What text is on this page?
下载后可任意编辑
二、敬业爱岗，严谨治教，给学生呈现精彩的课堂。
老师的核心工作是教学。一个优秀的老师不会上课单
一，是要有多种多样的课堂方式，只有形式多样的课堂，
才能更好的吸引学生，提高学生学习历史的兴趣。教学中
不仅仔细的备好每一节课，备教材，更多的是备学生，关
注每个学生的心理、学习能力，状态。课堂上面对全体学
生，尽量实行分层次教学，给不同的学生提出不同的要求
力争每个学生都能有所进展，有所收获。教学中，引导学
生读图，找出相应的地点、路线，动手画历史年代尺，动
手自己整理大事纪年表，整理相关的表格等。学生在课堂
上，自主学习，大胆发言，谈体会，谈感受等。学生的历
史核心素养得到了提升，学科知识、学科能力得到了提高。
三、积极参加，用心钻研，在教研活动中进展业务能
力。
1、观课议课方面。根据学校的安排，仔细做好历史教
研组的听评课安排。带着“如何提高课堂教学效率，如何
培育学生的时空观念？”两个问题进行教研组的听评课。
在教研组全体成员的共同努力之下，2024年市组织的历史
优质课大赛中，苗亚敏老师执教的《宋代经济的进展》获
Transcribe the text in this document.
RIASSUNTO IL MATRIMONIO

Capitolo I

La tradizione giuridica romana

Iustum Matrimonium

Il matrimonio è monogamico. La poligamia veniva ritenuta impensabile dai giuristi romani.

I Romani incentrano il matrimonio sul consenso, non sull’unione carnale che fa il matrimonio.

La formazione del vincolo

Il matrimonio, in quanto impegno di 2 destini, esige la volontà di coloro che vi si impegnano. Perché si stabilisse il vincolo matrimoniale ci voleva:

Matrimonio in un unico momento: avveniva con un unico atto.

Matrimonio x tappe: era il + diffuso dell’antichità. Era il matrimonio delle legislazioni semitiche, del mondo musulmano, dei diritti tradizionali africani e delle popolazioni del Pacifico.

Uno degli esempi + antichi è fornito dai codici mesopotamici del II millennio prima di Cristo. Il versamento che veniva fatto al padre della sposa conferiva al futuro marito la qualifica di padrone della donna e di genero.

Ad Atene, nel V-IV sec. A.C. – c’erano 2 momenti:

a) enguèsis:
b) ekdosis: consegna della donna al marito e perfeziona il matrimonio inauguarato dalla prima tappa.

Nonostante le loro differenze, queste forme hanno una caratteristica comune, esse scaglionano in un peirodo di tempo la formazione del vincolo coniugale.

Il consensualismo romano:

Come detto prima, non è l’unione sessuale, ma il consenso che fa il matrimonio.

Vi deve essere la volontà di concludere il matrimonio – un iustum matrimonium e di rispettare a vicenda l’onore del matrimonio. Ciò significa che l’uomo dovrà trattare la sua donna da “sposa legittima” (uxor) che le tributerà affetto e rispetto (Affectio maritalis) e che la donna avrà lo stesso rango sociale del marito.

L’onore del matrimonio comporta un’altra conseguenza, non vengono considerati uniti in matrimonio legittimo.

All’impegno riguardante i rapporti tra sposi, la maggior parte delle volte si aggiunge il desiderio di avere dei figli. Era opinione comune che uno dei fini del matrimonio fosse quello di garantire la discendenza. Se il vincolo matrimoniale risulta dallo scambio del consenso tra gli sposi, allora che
• • • •
Written exercise: Return every entry exactly as given.

Output for this task:
What text is on this page?
下载后可任意编辑
二、敬业爱岗，严谨治教，给学生呈现精彩的课堂。
老师的核心工作是教学。一个优秀的老师不会上课单
一，是要有多种多样的课堂方式，只有形式多样的课堂，
才能更好的吸引学生，提高学生学习历史的兴趣。教学中
不仅仔细的备好每一节课，备教材，更多的是备学生，关
注每个学生的心理、学习能力，状态。课堂上面对全体学
生，尽量实行分层次教学，给不同的学生提出不同的要求
力争每个学生都能有所进展，有所收获。教学中，引导学
生读图，找出相应的地点、路线，动手画历史年代尺，动
手自己整理大事纪年表，整理相关的表格等。学生在课堂
上，自主学习，大胆发言，谈体会，谈感受等。学生的历
史核心素养得到了提升，学科知识、学科能力得到了提高。
三、积极参加，用心钻研，在教研活动中进展业务能
力。
1、观课议课方面。根据学校的安排，仔细做好历史教
研组的听评课安排。带着“如何提高课堂教学效率，如何
培育学生的时空观念？”两个问题进行教研组的听评课。
在教研组全体成员的共同努力之下，2024年市组织的历史
优质课大赛中，苗亚敏老师执教的《宋代经济的进展》获
Transcribe the text in this document.
RIASSUNTO IL MATRIMONIO

Capitolo I

La tradizione giuridica romana

Iustum Matrimonium

Il matrimonio è monogamico. La poligamia veniva ritenuta impensabile dai giuristi romani.

I Romani incentrano il matrimonio sul consenso, non sull’unione carnale che fa il matrimonio.

La formazione del vincolo

Il matrimonio, in quanto impegno di 2 destini, esige la volontà di coloro che vi si impegnano. Perché si stabilisse il vincolo matrimoniale ci voleva:

Matrimonio in un unico momento: avveniva con un unico atto.

Matrimonio x tappe: era il + diffuso dell’antichità. Era il matrimonio delle legislazioni semitiche, del mondo musulmano, dei diritti tradizionali africani e delle popolazioni del Pacifico.

Uno degli esempi + antichi è fornito dai codici mesopotamici del II millennio prima di Cristo. Il versamento che veniva fatto al padre della sposa conferiva al futuro marito la qualifica di padrone della donna e di genero.

Ad Atene, nel V-IV sec. A.C. – c’erano 2 momenti:

a) enguèsis:
b) ekdosis: consegna della donna al marito e perfeziona il matrimonio inauguarato dalla prima tappa.

Nonostante le loro differenze, queste forme hanno una caratteristica comune, esse scaglionano in un peirodo di tempo la formazione del vincolo coniugale.

Il consensualismo romano:

Come detto prima, non è l’unione sessuale, ma il consenso che fa il matrimonio.

Vi deve essere la volontà di concludere il matrimonio – un iustum matrimonium e di rispettare a vicenda l’onore del matrimonio. Ciò significa che l’uomo dovrà trattare la sua donna da “sposa legittima” (uxor) che le tributerà affetto e rispetto (Affectio maritalis) e che la donna avrà lo stesso rango sociale del marito.

L’onore del matrimonio comporta un’altra conseguenza, non vengono considerati uniti in matrimonio legittimo.

All’impegno riguardante i rapporti tra sposi, la maggior parte delle volte si aggiunge il desiderio di avere dei figli. Era opinione comune che uno dei fini del matrimonio fosse quello di garantire la discendenza. Se il vincolo matrimoniale risulta dallo scambio del consenso tra gli sposi, allora che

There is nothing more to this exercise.